THE REQUEST ::
Copy out all the lines where "forma" shows up.

--- Begin ---

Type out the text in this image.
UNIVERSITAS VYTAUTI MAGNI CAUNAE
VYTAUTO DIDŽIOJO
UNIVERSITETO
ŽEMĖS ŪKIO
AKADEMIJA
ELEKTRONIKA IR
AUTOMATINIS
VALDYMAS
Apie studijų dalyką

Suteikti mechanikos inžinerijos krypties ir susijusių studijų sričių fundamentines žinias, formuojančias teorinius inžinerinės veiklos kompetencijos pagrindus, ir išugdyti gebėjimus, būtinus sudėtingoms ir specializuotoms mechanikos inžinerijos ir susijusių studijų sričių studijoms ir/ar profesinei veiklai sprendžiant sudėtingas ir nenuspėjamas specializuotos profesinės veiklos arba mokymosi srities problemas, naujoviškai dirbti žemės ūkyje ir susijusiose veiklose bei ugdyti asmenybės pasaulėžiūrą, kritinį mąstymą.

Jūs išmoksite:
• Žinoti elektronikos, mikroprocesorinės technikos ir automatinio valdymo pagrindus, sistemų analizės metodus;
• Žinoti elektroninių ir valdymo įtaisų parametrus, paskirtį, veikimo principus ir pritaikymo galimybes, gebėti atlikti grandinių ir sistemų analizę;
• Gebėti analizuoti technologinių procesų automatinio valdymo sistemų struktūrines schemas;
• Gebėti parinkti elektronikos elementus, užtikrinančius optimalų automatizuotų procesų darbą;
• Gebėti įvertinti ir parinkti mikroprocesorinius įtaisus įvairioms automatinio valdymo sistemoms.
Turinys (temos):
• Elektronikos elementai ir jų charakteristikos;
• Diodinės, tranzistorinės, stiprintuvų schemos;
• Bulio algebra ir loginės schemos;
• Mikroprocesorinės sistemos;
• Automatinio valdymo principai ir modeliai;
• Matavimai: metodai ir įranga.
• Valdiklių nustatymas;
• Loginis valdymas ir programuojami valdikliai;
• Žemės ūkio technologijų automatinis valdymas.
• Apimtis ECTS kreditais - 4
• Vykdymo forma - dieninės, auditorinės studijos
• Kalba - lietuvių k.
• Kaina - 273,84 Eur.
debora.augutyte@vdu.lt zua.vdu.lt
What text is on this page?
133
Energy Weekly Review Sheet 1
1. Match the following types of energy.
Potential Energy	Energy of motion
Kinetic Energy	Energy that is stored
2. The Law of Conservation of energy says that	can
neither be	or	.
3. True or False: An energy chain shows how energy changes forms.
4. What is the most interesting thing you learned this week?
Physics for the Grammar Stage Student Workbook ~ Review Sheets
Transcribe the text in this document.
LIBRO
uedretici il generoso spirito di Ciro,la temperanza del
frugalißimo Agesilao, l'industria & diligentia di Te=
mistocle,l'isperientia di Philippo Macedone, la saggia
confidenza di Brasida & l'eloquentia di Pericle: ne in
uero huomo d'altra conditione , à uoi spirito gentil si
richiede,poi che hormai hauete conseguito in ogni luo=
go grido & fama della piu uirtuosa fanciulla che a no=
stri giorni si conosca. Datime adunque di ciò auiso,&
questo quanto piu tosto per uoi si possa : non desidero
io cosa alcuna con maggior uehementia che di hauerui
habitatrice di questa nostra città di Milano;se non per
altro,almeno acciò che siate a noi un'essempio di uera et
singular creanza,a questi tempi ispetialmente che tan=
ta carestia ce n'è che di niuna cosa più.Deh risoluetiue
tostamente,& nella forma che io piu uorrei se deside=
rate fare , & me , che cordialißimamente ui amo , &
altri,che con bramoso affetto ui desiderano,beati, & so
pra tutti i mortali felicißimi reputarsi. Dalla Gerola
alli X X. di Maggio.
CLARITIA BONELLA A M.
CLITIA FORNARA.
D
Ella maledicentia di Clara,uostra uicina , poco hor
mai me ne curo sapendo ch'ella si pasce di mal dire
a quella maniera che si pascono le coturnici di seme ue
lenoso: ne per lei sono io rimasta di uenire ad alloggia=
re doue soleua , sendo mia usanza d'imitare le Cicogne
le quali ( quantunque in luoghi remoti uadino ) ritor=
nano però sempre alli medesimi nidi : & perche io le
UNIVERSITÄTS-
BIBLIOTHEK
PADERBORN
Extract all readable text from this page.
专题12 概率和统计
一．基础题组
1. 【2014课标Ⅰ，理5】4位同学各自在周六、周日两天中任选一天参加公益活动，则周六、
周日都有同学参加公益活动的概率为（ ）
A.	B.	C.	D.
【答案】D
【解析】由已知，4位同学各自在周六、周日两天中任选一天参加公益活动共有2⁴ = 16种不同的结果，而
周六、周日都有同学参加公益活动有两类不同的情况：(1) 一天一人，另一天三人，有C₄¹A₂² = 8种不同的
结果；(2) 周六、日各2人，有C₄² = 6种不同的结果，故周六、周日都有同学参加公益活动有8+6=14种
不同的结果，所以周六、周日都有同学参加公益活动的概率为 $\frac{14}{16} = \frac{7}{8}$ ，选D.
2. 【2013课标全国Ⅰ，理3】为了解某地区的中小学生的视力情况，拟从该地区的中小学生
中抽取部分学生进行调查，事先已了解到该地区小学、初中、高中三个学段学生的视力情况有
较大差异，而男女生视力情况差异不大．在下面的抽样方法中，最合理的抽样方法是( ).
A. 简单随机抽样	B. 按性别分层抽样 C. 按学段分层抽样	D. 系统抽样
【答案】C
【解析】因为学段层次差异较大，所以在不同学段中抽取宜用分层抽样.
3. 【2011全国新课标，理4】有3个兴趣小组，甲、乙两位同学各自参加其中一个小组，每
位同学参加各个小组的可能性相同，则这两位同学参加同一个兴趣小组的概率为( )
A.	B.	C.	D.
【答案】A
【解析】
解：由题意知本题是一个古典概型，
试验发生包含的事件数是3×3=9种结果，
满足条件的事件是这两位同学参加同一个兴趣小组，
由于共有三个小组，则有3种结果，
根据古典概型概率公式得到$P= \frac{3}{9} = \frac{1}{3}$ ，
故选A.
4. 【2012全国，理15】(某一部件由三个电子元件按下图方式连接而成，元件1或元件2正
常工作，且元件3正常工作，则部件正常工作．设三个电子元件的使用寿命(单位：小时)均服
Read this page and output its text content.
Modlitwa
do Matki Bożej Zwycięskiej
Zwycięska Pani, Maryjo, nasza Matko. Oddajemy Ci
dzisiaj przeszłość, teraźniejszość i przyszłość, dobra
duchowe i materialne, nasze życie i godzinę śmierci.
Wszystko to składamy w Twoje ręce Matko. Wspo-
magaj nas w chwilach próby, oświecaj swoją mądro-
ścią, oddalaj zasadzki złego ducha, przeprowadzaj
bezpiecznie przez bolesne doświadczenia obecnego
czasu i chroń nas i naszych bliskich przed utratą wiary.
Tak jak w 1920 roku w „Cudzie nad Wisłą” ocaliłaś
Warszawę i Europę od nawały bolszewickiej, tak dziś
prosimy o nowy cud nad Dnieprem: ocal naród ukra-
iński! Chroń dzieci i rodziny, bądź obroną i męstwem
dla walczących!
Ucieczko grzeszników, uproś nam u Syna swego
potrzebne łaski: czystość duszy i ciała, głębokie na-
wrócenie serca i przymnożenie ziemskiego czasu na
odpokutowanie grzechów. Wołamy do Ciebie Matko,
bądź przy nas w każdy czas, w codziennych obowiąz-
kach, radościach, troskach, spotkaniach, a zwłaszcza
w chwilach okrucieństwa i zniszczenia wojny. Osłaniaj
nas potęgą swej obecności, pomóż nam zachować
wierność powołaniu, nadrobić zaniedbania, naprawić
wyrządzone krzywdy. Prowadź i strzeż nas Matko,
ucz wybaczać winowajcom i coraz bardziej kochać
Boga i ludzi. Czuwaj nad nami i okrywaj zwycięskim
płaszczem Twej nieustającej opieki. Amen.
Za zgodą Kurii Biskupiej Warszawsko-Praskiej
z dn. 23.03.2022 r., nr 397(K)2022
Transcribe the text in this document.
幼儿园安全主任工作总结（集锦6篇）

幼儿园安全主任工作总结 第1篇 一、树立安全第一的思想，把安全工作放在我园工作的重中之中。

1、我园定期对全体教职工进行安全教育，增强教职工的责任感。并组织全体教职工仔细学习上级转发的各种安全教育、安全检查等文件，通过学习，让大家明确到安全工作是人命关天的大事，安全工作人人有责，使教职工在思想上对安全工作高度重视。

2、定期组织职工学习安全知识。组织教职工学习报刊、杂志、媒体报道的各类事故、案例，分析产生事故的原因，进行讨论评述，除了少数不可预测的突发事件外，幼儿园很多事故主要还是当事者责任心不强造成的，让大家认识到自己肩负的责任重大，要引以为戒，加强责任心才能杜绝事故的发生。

--- End ---

CORRECT RESPONSE ::
• Vykdymo forma - dieninės, auditorinės studijos
tostamente,& nella forma che io piu uorrei se deside=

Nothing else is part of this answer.